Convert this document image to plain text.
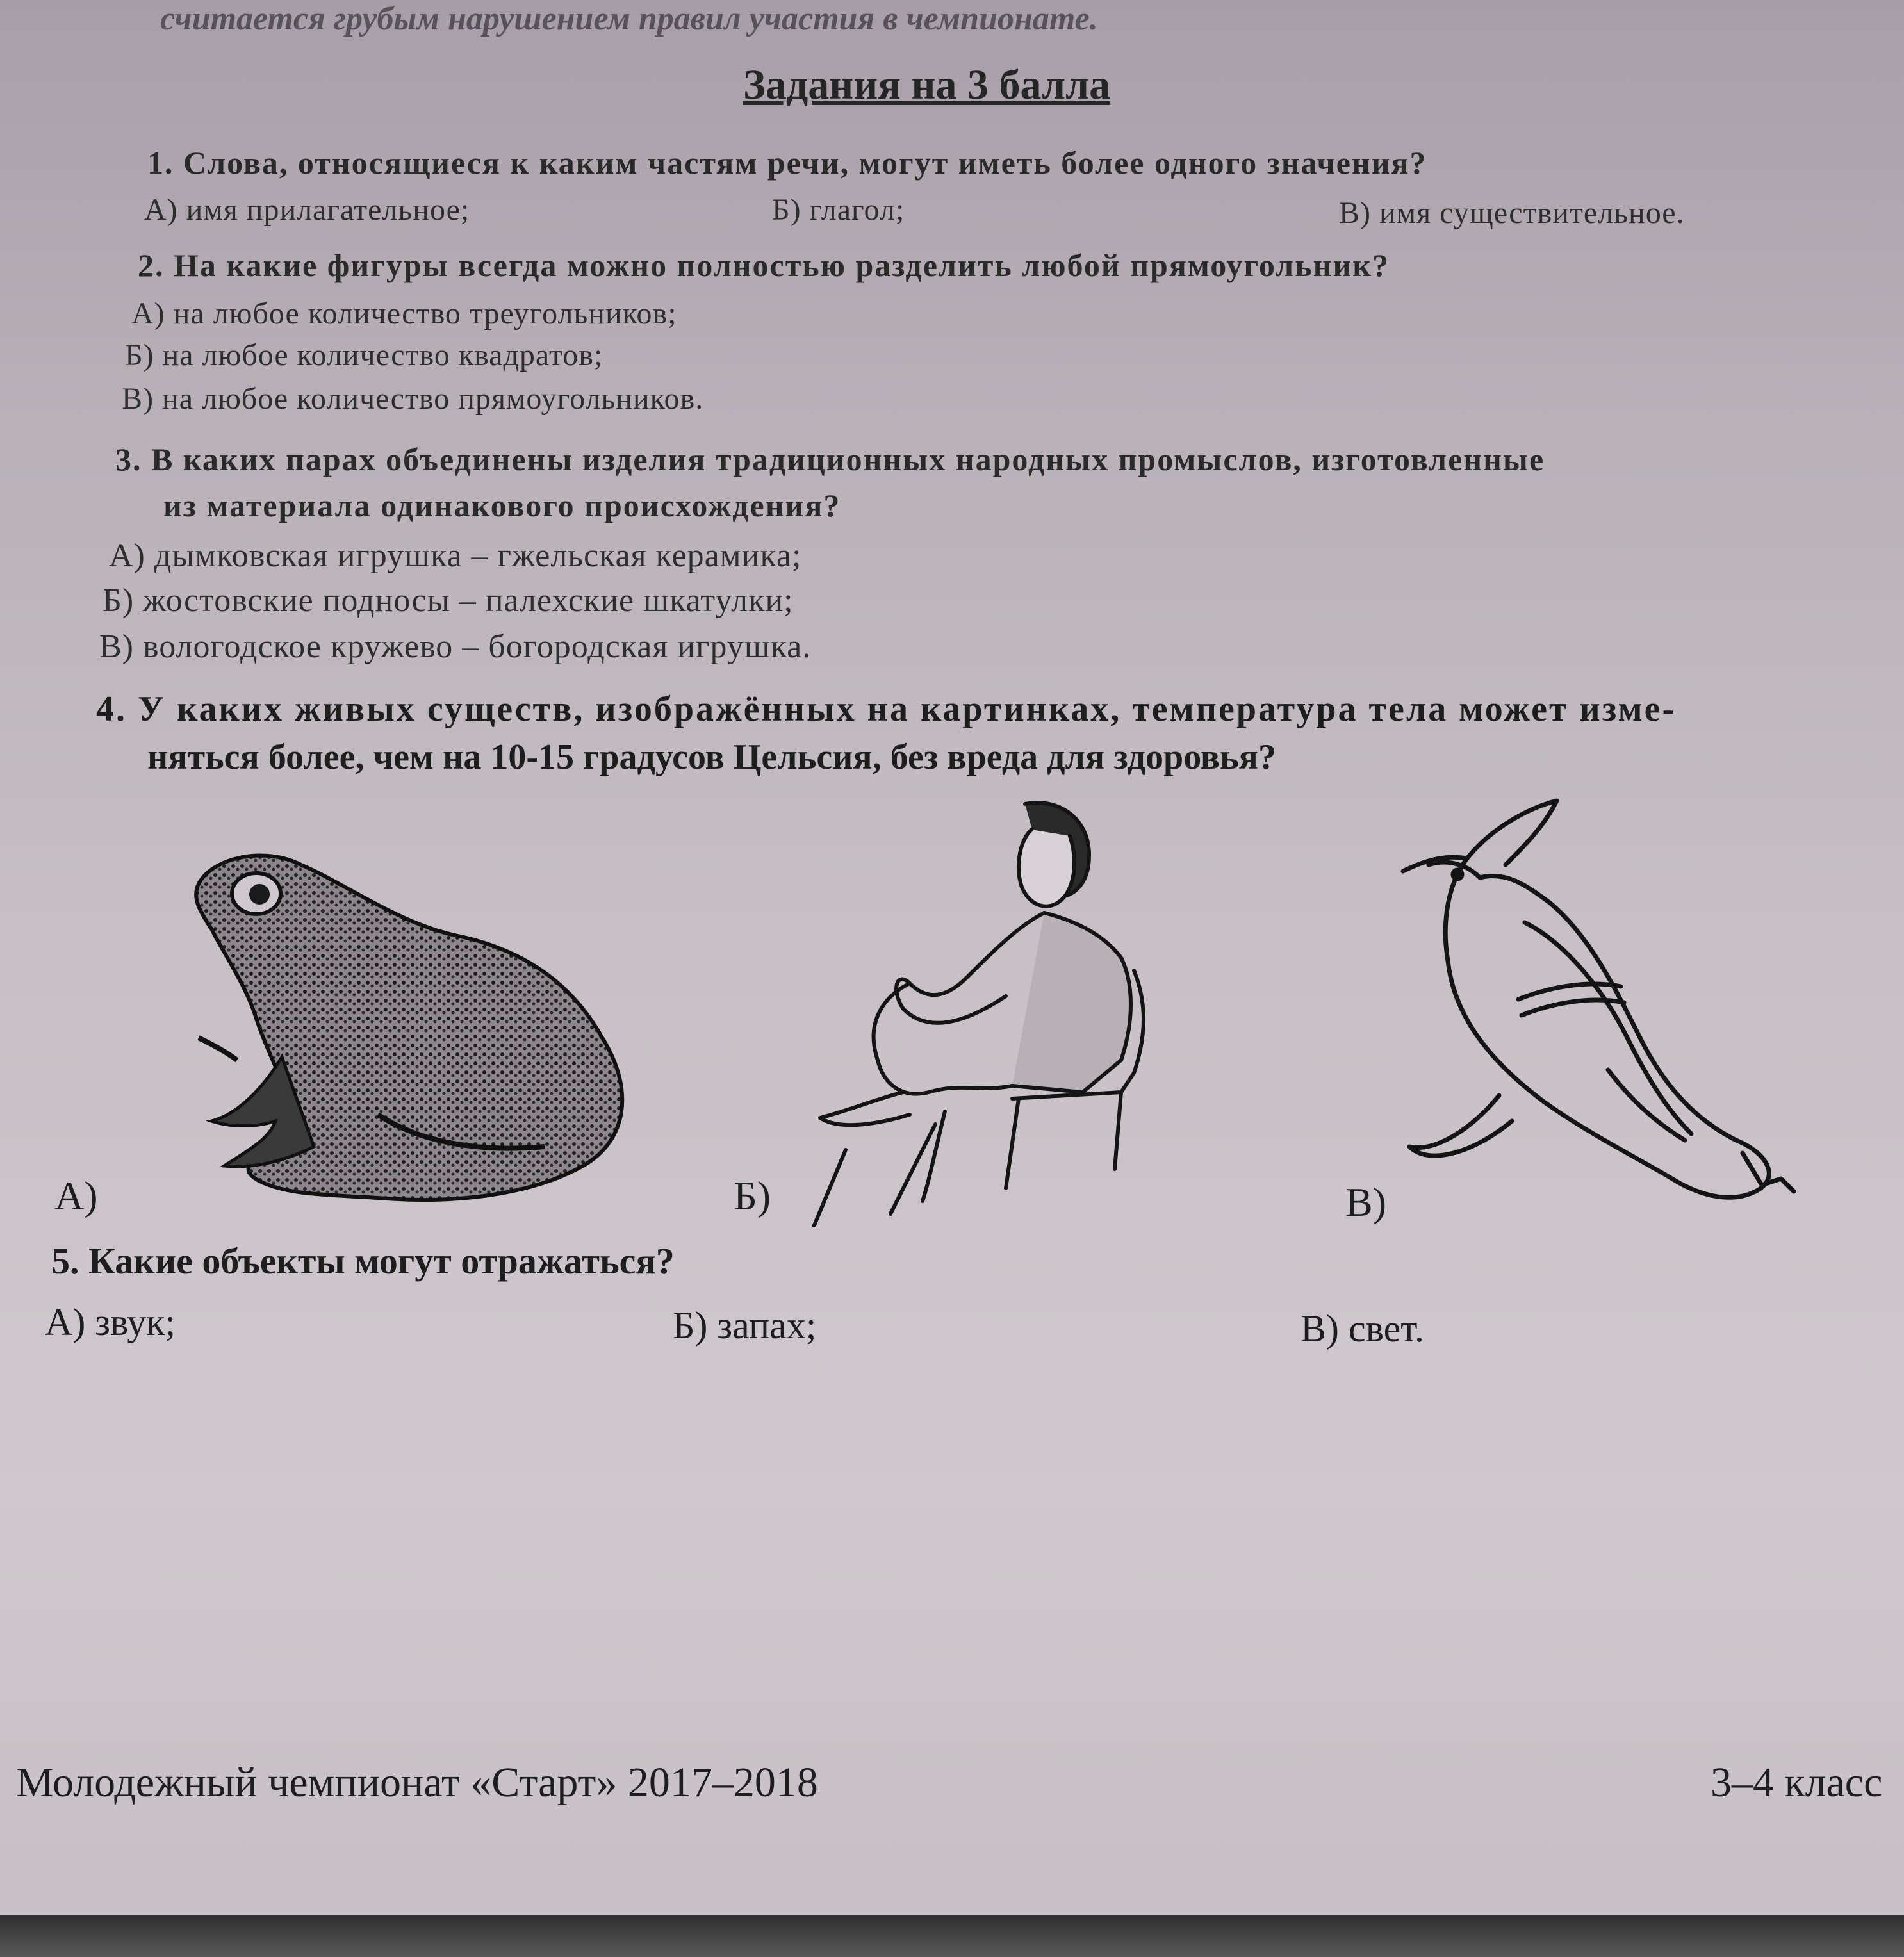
считается грубым нарушением правил участия в чемпионате.
Задания на 3 балла
1. Слова, относящиеся к каким частям речи, могут иметь более одного значения?
А) имя прилагательное;	Б) глагол;	В) имя существительное.
2. На какие фигуры всегда можно полностью разделить любой прямоугольник?
А) на любое количество треугольников;
Б) на любое количество квадратов;
В) на любое количество прямоугольников.
3. В каких парах объединены изделия традиционных народных промыслов, изготовленные
из материала одинакового происхождения?
А) дымковская игрушка – гжельская керамика;
Б) жостовские подносы – палехские шкатулки;
В) вологодское кружево – богородская игрушка.
4. У каких живых существ, изображённых на картинках, температура тела может изме-
няться более, чем на 10-15 градусов Цельсия, без вреда для здоровья?
А)	Б)	В)
5. Какие объекты могут отражаться?
А) звук;	Б) запах;	В) свет.
Молодежный чемпионат «Старт» 2017–2018	3–4 класс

WHAT YOU SHOULD DO
Without the pictures, write out every entry precisely as it appears.

OUTPUT OF THE TASK
Convert this document image to plain text.
считается грубым нарушением правил участия в чемпионате.
Задания на 3 балла
1. Слова, относящиеся к каким частям речи, могут иметь более одного значения?
А) имя прилагательное;	Б) глагол;	В) имя существительное.
2. На какие фигуры всегда можно полностью разделить любой прямоугольник?
А) на любое количество треугольников;
Б) на любое количество квадратов;
В) на любое количество прямоугольников.
3. В каких парах объединены изделия традиционных народных промыслов, изготовленные
из материала одинакового происхождения?
А) дымковская игрушка – гжельская керамика;
Б) жостовские подносы – палехские шкатулки;
В) вологодское кружево – богородская игрушка.
4. У каких живых существ, изображённых на картинках, температура тела может изме-
няться более, чем на 10-15 градусов Цельсия, без вреда для здоровья?
А)	Б)	В)
5. Какие объекты могут отражаться?
А) звук;	Б) запах;	В) свет.
Молодежный чемпионат «Старт» 2017–2018	3–4 класс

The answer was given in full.